Collected data entries:
Start

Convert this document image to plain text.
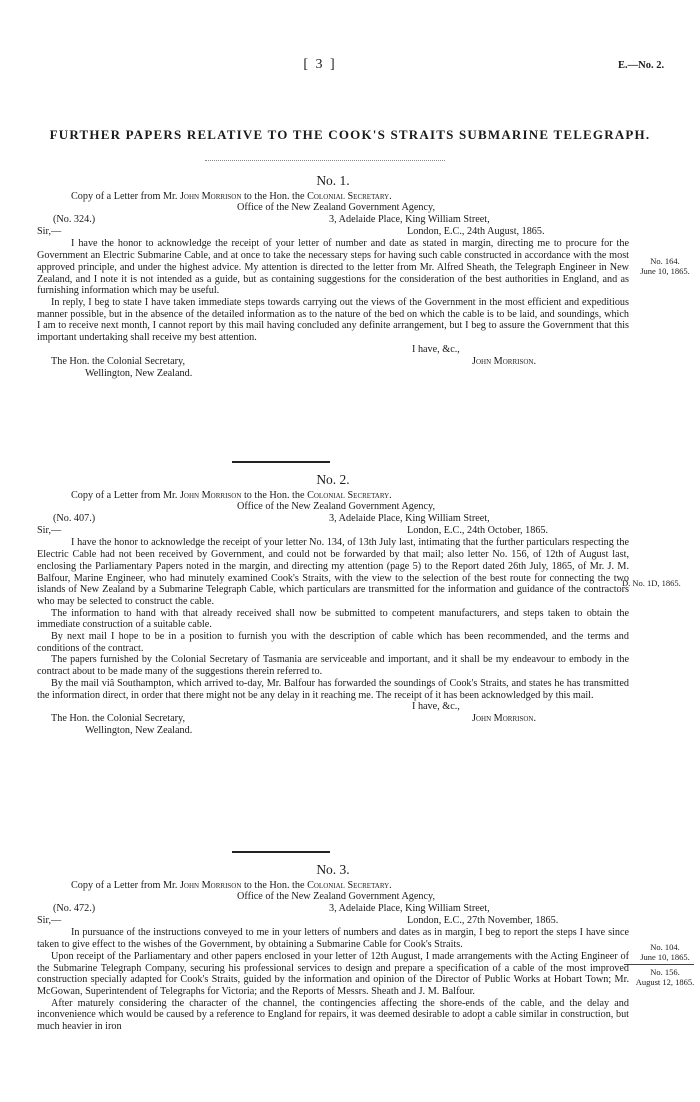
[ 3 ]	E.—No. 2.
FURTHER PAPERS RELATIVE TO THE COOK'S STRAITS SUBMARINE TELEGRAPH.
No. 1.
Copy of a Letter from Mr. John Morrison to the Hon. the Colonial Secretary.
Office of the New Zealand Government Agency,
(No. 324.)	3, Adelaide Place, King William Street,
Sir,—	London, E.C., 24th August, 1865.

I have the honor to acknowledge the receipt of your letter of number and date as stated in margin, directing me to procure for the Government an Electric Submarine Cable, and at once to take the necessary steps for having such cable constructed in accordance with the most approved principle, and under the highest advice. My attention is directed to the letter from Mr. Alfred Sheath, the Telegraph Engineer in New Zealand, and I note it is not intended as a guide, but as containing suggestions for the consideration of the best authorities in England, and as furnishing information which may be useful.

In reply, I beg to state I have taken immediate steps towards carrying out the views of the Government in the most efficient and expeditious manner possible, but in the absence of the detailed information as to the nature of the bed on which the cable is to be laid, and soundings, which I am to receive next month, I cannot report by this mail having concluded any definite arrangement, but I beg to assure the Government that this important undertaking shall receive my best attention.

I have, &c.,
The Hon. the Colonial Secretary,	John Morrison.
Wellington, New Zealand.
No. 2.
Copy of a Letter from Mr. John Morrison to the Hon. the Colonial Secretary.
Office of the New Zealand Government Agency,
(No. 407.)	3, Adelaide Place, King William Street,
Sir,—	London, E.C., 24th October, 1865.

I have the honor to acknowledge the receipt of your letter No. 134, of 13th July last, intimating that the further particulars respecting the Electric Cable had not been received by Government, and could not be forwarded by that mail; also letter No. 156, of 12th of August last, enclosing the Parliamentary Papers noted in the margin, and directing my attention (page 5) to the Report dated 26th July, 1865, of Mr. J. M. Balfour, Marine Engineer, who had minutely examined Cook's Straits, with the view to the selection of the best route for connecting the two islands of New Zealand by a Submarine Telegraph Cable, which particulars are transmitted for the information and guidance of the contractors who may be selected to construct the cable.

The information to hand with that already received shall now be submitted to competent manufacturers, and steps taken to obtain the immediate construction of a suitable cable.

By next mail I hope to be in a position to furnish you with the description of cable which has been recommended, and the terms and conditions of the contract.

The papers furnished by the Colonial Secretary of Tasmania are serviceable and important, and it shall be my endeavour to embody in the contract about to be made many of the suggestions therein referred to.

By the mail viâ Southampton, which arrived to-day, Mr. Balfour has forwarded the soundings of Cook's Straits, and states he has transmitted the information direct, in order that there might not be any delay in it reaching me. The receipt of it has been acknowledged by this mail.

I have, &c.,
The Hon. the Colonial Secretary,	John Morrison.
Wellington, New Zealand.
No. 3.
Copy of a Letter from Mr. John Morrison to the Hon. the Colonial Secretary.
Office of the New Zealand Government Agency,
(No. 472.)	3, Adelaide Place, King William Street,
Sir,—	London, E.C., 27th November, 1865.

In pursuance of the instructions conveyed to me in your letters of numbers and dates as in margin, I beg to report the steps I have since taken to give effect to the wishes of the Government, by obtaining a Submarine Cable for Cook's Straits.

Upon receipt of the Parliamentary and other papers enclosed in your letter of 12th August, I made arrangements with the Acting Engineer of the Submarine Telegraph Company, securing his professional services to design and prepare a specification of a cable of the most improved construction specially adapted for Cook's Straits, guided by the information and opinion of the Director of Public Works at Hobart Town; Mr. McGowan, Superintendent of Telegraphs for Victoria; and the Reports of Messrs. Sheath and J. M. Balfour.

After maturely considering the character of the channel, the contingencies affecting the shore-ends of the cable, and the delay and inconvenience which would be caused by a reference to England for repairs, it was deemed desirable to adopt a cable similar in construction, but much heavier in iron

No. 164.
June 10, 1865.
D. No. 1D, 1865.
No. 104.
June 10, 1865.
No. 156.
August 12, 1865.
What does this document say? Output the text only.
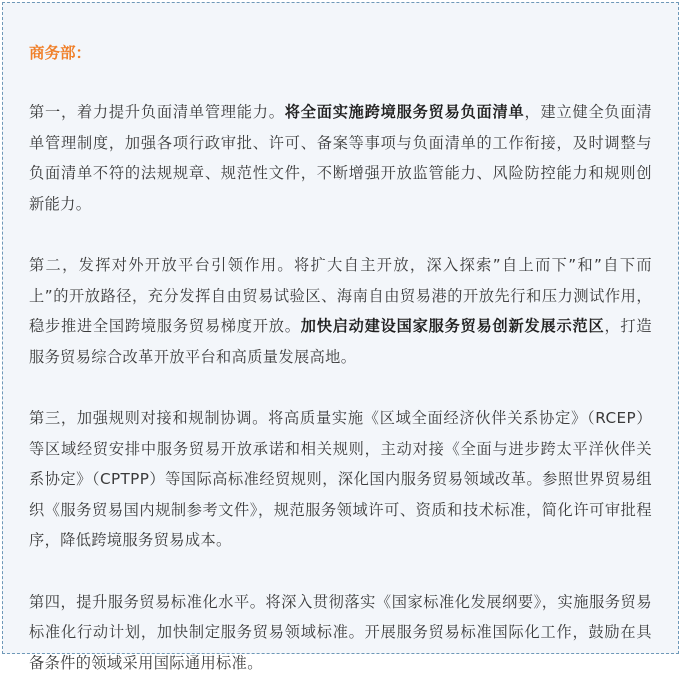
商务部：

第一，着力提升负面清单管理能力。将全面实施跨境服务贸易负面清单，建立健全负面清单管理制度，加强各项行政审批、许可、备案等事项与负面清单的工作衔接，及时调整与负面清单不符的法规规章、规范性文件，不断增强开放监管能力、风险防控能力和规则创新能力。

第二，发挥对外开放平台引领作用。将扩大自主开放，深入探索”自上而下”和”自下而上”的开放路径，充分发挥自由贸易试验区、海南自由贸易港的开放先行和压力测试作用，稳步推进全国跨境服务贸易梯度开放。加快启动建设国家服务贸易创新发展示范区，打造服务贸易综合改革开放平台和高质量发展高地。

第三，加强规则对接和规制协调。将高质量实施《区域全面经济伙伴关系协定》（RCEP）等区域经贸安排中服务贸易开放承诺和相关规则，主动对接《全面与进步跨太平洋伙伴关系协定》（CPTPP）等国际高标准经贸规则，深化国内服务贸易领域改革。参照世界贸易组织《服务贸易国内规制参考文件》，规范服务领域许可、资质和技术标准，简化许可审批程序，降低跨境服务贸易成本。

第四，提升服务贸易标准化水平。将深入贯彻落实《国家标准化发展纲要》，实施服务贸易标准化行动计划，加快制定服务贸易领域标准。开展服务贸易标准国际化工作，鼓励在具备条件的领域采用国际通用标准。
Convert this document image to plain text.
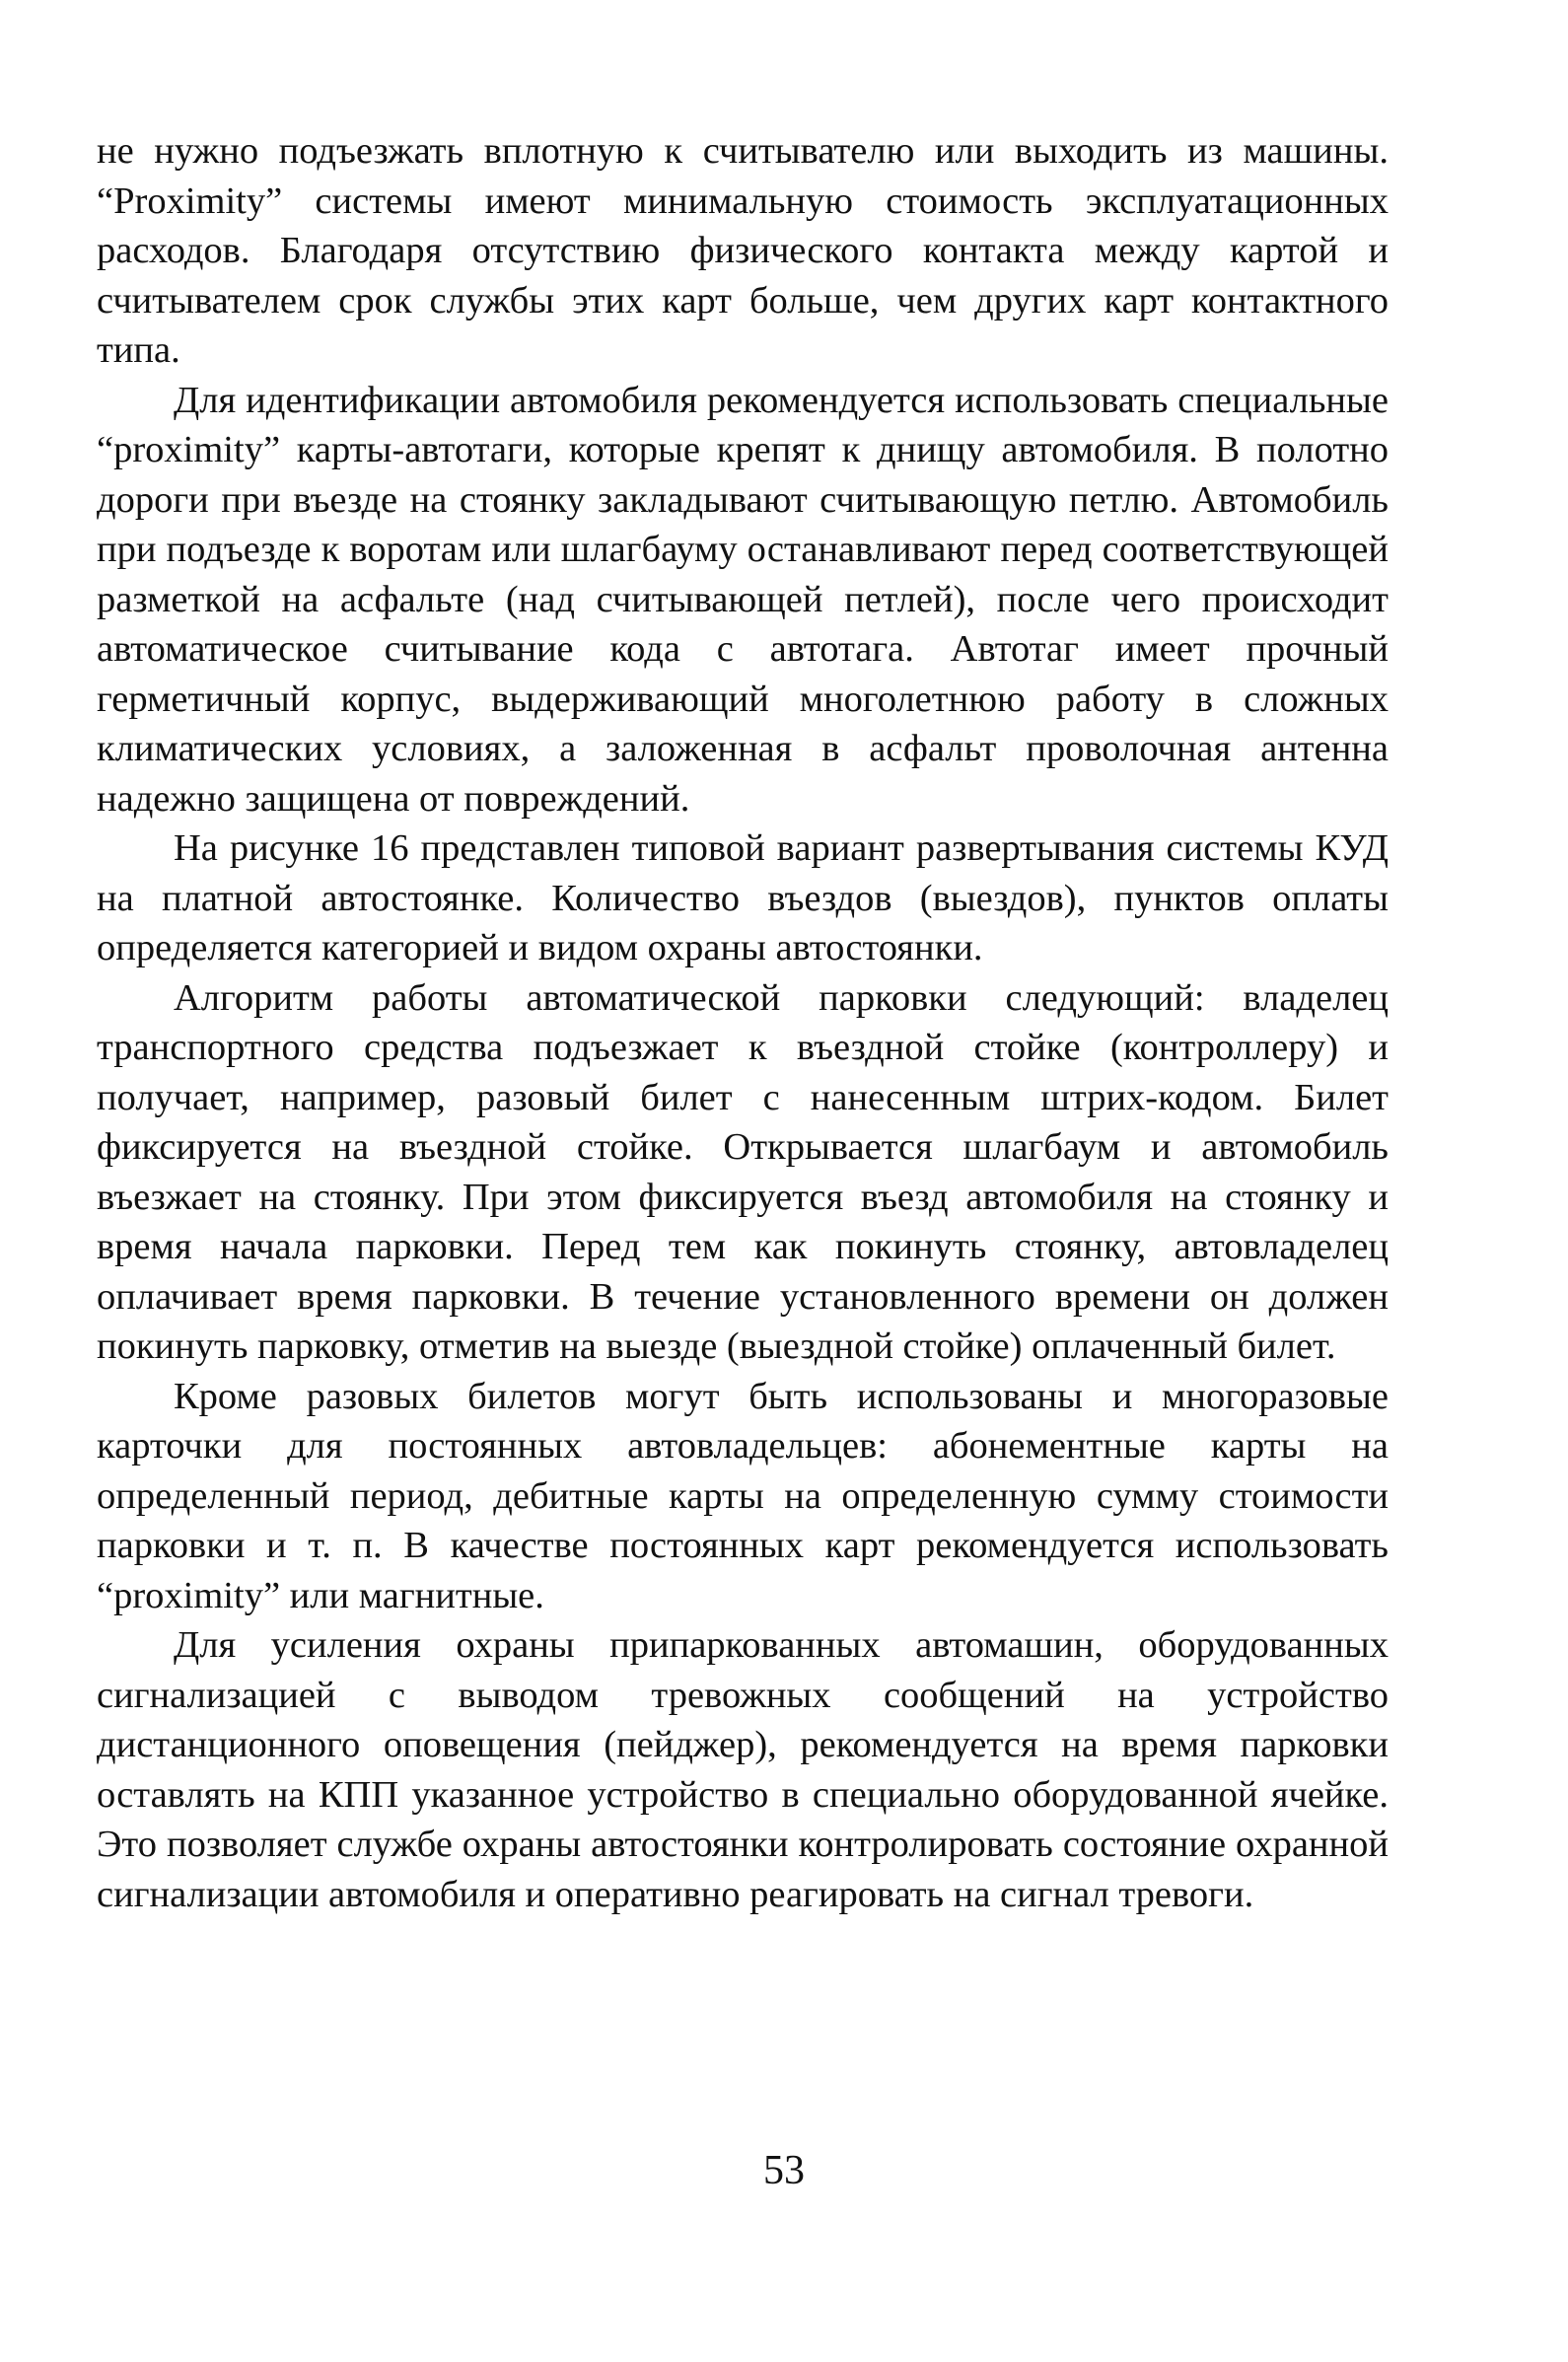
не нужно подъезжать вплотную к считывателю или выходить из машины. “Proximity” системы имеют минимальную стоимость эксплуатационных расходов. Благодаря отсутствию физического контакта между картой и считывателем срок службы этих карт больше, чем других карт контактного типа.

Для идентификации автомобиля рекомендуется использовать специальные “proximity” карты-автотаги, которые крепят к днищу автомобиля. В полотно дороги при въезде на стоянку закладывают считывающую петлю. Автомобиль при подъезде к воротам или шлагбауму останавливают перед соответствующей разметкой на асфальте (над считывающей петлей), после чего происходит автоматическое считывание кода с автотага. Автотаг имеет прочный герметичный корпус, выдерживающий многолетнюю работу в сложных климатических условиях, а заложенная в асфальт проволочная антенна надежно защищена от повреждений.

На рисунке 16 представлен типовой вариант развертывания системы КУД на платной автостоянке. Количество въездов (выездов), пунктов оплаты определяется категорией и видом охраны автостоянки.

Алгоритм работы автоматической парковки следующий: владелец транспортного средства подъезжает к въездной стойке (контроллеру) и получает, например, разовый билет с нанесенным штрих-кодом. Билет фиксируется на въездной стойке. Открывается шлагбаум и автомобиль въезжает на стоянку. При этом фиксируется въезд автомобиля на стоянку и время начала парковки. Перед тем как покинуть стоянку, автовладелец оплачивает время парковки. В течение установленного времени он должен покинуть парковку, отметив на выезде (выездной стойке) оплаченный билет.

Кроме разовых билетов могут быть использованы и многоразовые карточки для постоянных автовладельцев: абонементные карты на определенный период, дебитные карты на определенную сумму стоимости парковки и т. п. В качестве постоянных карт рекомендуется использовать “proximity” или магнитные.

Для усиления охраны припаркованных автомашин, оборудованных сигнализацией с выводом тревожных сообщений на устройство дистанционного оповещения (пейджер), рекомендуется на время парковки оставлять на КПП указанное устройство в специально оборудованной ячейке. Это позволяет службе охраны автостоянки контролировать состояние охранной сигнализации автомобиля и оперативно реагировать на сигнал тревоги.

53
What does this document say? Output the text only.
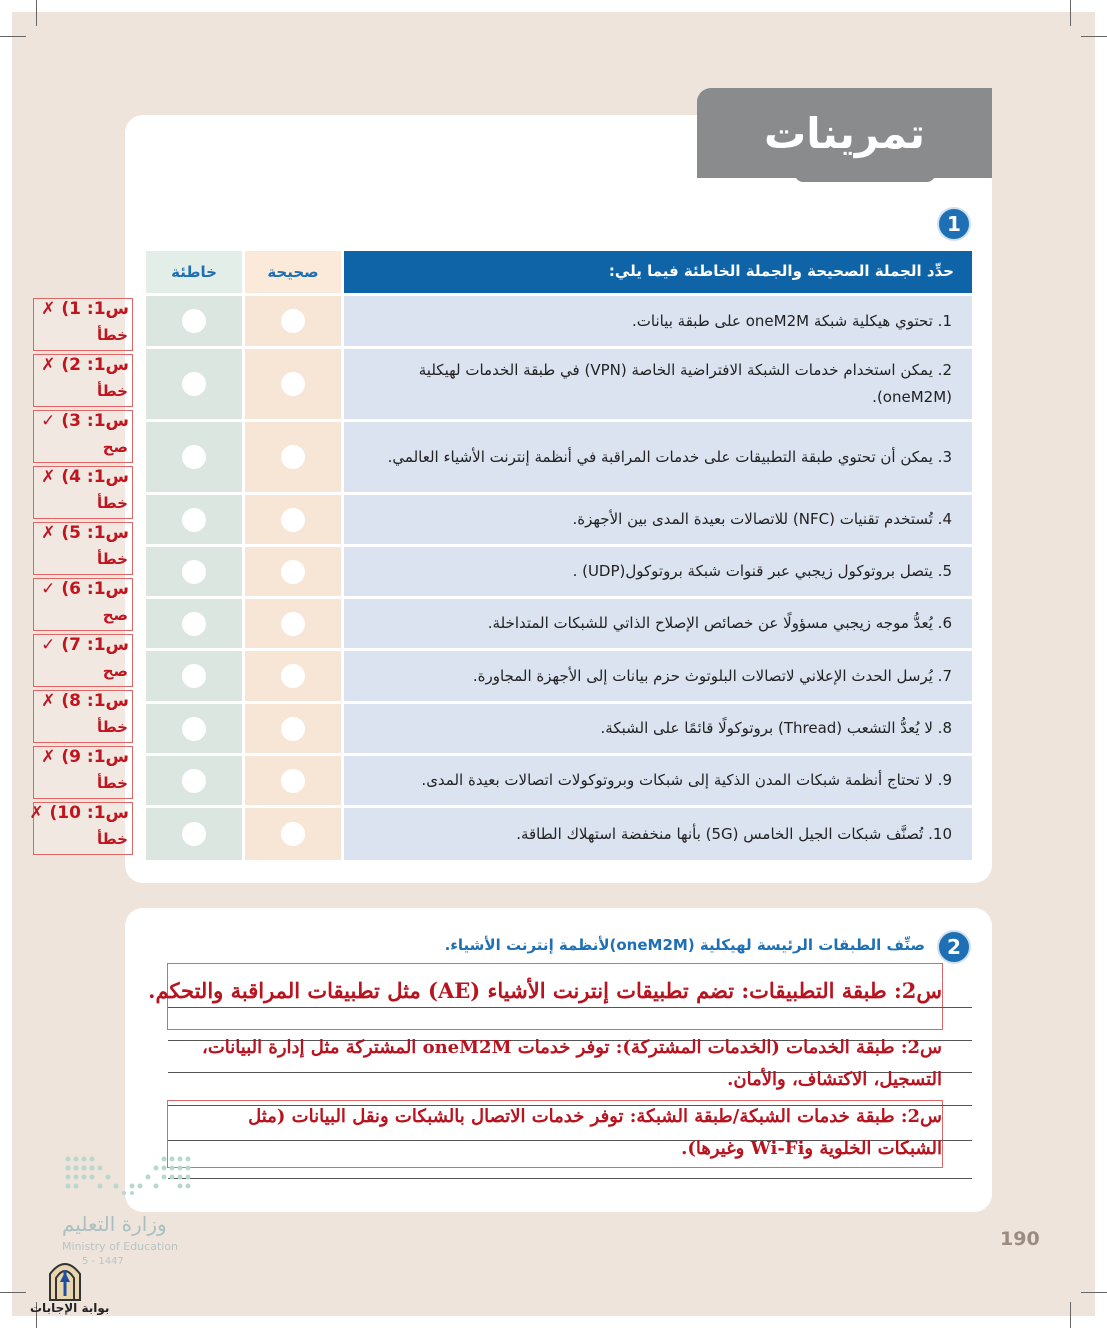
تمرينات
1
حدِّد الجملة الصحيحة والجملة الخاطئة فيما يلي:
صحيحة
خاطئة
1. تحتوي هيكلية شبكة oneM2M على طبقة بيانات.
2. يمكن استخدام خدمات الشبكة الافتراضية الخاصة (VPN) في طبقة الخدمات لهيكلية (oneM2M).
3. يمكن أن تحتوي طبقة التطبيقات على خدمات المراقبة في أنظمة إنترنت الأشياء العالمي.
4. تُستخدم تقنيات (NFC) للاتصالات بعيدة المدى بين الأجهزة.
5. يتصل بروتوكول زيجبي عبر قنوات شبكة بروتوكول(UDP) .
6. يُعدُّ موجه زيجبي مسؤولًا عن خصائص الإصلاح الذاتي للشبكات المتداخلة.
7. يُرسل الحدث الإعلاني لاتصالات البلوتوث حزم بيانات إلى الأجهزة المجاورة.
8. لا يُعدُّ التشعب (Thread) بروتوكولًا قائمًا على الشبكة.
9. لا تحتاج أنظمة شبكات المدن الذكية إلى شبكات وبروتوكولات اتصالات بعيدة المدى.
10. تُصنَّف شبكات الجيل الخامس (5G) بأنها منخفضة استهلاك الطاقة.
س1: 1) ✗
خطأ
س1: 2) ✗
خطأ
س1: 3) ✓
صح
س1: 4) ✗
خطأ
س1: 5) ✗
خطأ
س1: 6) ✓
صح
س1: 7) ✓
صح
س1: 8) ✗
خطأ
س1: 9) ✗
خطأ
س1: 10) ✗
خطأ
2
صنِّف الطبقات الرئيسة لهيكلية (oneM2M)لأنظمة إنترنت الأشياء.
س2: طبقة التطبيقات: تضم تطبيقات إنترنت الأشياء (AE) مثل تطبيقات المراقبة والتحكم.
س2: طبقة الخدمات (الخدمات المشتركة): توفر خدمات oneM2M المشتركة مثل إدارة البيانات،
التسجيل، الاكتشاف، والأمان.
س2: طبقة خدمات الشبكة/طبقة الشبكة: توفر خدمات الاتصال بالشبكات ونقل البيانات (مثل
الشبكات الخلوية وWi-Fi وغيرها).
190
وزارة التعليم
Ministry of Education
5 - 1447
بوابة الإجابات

End

WORK INSTRUCTIONS: Reproduce each line from the records that contains the word "التطبيقات".

WRITTEN REPLY:
3. يمكن أن تحتوي طبقة التطبيقات على خدمات المراقبة في أنظمة إنترنت الأشياء العالمي.
س2: طبقة التطبيقات: تضم تطبيقات إنترنت الأشياء (AE) مثل تطبيقات المراقبة والتحكم.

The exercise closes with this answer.